▶ _SUPPLIED RECORDS_:
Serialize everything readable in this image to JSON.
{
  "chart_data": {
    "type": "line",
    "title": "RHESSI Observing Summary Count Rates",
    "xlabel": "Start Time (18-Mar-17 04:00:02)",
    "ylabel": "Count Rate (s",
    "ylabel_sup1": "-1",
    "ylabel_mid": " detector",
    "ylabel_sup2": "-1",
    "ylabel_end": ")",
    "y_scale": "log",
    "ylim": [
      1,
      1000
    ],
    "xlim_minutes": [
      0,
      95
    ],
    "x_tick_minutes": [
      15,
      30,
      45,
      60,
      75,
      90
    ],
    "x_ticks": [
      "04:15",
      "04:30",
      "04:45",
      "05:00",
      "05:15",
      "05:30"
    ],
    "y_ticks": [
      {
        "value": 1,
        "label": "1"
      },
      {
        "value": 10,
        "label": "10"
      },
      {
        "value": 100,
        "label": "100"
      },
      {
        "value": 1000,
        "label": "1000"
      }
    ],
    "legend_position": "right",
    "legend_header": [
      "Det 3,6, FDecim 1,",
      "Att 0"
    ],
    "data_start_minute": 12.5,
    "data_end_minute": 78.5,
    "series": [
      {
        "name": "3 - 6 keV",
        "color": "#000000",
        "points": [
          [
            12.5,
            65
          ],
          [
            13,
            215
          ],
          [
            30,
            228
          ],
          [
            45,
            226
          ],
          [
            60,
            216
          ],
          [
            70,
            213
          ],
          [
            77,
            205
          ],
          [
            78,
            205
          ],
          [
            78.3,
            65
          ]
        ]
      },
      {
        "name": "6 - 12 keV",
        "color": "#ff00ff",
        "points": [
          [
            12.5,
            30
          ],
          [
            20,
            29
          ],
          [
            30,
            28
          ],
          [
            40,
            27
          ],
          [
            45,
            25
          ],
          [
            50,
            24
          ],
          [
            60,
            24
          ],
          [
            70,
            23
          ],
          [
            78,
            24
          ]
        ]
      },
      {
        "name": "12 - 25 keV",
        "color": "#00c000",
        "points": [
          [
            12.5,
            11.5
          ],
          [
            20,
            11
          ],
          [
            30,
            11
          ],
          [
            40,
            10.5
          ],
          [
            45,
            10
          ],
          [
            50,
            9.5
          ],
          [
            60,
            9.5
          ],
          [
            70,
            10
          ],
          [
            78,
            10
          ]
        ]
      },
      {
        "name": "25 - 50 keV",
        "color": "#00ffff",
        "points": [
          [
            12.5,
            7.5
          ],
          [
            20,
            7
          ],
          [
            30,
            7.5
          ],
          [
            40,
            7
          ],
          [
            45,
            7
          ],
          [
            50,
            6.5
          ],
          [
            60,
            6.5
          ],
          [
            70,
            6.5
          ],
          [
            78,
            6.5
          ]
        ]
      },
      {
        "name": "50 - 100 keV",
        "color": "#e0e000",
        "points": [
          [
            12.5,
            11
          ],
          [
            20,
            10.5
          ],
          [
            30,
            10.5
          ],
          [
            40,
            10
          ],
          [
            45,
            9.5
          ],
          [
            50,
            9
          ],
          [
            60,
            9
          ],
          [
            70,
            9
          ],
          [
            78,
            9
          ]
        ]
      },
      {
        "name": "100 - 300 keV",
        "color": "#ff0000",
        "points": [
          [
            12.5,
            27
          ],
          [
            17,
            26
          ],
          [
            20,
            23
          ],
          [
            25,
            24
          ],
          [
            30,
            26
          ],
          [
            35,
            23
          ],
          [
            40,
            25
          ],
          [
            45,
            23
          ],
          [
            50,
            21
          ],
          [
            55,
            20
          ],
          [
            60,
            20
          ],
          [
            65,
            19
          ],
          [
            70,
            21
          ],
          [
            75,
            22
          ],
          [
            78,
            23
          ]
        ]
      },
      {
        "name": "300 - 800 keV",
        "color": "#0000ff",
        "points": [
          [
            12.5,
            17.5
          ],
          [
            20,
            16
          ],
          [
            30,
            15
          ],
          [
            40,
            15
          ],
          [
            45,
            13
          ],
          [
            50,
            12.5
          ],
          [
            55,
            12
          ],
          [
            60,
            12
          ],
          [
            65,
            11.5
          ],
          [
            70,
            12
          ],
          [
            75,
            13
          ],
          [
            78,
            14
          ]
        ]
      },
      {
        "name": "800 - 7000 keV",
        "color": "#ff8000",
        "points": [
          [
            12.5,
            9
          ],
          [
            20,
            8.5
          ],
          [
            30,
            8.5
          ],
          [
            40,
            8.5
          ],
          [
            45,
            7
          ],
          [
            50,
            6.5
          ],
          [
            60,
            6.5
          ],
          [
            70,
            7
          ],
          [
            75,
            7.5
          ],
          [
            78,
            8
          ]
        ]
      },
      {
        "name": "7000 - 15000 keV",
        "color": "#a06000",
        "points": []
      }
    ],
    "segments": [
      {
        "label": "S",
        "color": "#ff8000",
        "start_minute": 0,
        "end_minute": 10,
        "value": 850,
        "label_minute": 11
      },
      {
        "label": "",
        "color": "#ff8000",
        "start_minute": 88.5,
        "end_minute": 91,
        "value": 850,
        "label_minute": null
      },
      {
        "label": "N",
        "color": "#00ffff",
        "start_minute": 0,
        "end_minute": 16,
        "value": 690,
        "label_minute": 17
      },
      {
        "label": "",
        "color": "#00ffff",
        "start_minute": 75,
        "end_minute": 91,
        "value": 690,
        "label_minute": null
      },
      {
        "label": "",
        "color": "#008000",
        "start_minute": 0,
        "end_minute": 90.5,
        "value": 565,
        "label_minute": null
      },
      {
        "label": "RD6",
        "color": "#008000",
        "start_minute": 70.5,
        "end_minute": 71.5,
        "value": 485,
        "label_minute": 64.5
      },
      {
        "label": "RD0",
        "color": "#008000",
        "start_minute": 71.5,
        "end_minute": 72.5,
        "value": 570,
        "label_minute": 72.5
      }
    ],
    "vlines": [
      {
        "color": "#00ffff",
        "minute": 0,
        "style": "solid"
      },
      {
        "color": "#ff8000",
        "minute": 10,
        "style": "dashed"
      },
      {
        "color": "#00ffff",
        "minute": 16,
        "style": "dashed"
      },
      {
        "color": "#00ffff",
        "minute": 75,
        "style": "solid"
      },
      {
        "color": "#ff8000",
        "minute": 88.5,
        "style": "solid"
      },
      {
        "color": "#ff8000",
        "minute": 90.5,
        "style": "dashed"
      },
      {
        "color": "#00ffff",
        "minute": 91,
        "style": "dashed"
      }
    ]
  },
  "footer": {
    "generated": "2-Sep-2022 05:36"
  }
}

▶ _WHAT TO PRODUCE_: Reproduce all the data word for word.

▶ _ANSWER TO THIS EXERCISE_:
Serialize everything readable in this image to JSON.
{
  "chart_data": {
    "type": "line",
    "title": "RHESSI Observing Summary Count Rates",
    "xlabel": "Start Time (18-Mar-17 04:00:02)",
    "ylabel": "Count Rate (s",
    "ylabel_sup1": "-1",
    "ylabel_mid": " detector",
    "ylabel_sup2": "-1",
    "ylabel_end": ")",
    "y_scale": "log",
    "ylim": [
      1,
      1000
    ],
    "xlim_minutes": [
      0,
      95
    ],
    "x_tick_minutes": [
      15,
      30,
      45,
      60,
      75,
      90
    ],
    "x_ticks": [
      "04:15",
      "04:30",
      "04:45",
      "05:00",
      "05:15",
      "05:30"
    ],
    "y_ticks": [
      {
        "value": 1,
        "label": "1"
      },
      {
        "value": 10,
        "label": "10"
      },
      {
        "value": 100,
        "label": "100"
      },
      {
        "value": 1000,
        "label": "1000"
      }
    ],
    "legend_position": "right",
    "legend_header": [
      "Det 3,6, FDecim 1,",
      "Att 0"
    ],
    "data_start_minute": 12.5,
    "data_end_minute": 78.5,
    "series": [
      {
        "name": "3 - 6 keV",
        "color": "#000000",
        "points": [
          [
            12.5,
            65
          ],
          [
            13,
            215
          ],
          [
            30,
            228
          ],
          [
            45,
            226
          ],
          [
            60,
            216
          ],
          [
            70,
            213
          ],
          [
            77,
            205
          ],
          [
            78,
            205
          ],
          [
            78.3,
            65
          ]
        ]
      },
      {
        "name": "6 - 12 keV",
        "color": "#ff00ff",
        "points": [
          [
            12.5,
            30
          ],
          [
            20,
            29
          ],
          [
            30,
            28
          ],
          [
            40,
            27
          ],
          [
            45,
            25
          ],
          [
            50,
            24
          ],
          [
            60,
            24
          ],
          [
            70,
            23
          ],
          [
            78,
            24
          ]
        ]
      },
      {
        "name": "12 - 25 keV",
        "color": "#00c000",
        "points": [
          [
            12.5,
            11.5
          ],
          [
            20,
            11
          ],
          [
            30,
            11
          ],
          [
            40,
            10.5
          ],
          [
            45,
            10
          ],
          [
            50,
            9.5
          ],
          [
            60,
            9.5
          ],
          [
            70,
            10
          ],
          [
            78,
            10
          ]
        ]
      },
      {
        "name": "25 - 50 keV",
        "color": "#00ffff",
        "points": [
          [
            12.5,
            7.5
          ],
          [
            20,
            7
          ],
          [
            30,
            7.5
          ],
          [
            40,
            7
          ],
          [
            45,
            7
          ],
          [
            50,
            6.5
          ],
          [
            60,
            6.5
          ],
          [
            70,
            6.5
          ],
          [
            78,
            6.5
          ]
        ]
      },
      {
        "name": "50 - 100 keV",
        "color": "#e0e000",
        "points": [
          [
            12.5,
            11
          ],
          [
            20,
            10.5
          ],
          [
            30,
            10.5
          ],
          [
            40,
            10
          ],
          [
            45,
            9.5
          ],
          [
            50,
            9
          ],
          [
            60,
            9
          ],
          [
            70,
            9
          ],
          [
            78,
            9
          ]
        ]
      },
      {
        "name": "100 - 300 keV",
        "color": "#ff0000",
        "points": [
          [
            12.5,
            27
          ],
          [
            17,
            26
          ],
          [
            20,
            23
          ],
          [
            25,
            24
          ],
          [
            30,
            26
          ],
          [
            35,
            23
          ],
          [
            40,
            25
          ],
          [
            45,
            23
          ],
          [
            50,
            21
          ],
          [
            55,
            20
          ],
          [
            60,
            20
          ],
          [
            65,
            19
          ],
          [
            70,
            21
          ],
          [
            75,
            22
          ],
          [
            78,
            23
          ]
        ]
      },
      {
        "name": "300 - 800 keV",
        "color": "#0000ff",
        "points": [
          [
            12.5,
            17.5
          ],
          [
            20,
            16
          ],
          [
            30,
            15
          ],
          [
            40,
            15
          ],
          [
            45,
            13
          ],
          [
            50,
            12.5
          ],
          [
            55,
            12
          ],
          [
            60,
            12
          ],
          [
            65,
            11.5
          ],
          [
            70,
            12
          ],
          [
            75,
            13
          ],
          [
            78,
            14
          ]
        ]
      },
      {
        "name": "800 - 7000 keV",
        "color": "#ff8000",
        "points": [
          [
            12.5,
            9
          ],
          [
            20,
            8.5
          ],
          [
            30,
            8.5
          ],
          [
            40,
            8.5
          ],
          [
            45,
            7
          ],
          [
            50,
            6.5
          ],
          [
            60,
            6.5
          ],
          [
            70,
            7
          ],
          [
            75,
            7.5
          ],
          [
            78,
            8
          ]
        ]
      },
      {
        "name": "7000 - 15000 keV",
        "color": "#a06000",
        "points": []
      }
    ],
    "segments": [
      {
        "label": "S",
        "color": "#ff8000",
        "start_minute": 0,
        "end_minute": 10,
        "value": 850,
        "label_minute": 11
      },
      {
        "label": "",
        "color": "#ff8000",
        "start_minute": 88.5,
        "end_minute": 91,
        "value": 850,
        "label_minute": null
      },
      {
        "label": "N",
        "color": "#00ffff",
        "start_minute": 0,
        "end_minute": 16,
        "value": 690,
        "label_minute": 17
      },
      {
        "label": "",
        "color": "#00ffff",
        "start_minute": 75,
        "end_minute": 91,
        "value": 690,
        "label_minute": null
      },
      {
        "label": "",
        "color": "#008000",
        "start_minute": 0,
        "end_minute": 90.5,
        "value": 565,
        "label_minute": null
      },
      {
        "label": "RD6",
        "color": "#008000",
        "start_minute": 70.5,
        "end_minute": 71.5,
        "value": 485,
        "label_minute": 64.5
      },
      {
        "label": "RD0",
        "color": "#008000",
        "start_minute": 71.5,
        "end_minute": 72.5,
        "value": 570,
        "label_minute": 72.5
      }
    ],
    "vlines": [
      {
        "color": "#00ffff",
        "minute": 0,
        "style": "solid"
      },
      {
        "color": "#ff8000",
        "minute": 10,
        "style": "dashed"
      },
      {
        "color": "#00ffff",
        "minute": 16,
        "style": "dashed"
      },
      {
        "color": "#00ffff",
        "minute": 75,
        "style": "solid"
      },
      {
        "color": "#ff8000",
        "minute": 88.5,
        "style": "solid"
      },
      {
        "color": "#ff8000",
        "minute": 90.5,
        "style": "dashed"
      },
      {
        "color": "#00ffff",
        "minute": 91,
        "style": "dashed"
      }
    ]
  },
  "footer": {
    "generated": "2-Sep-2022 05:36"
  }
}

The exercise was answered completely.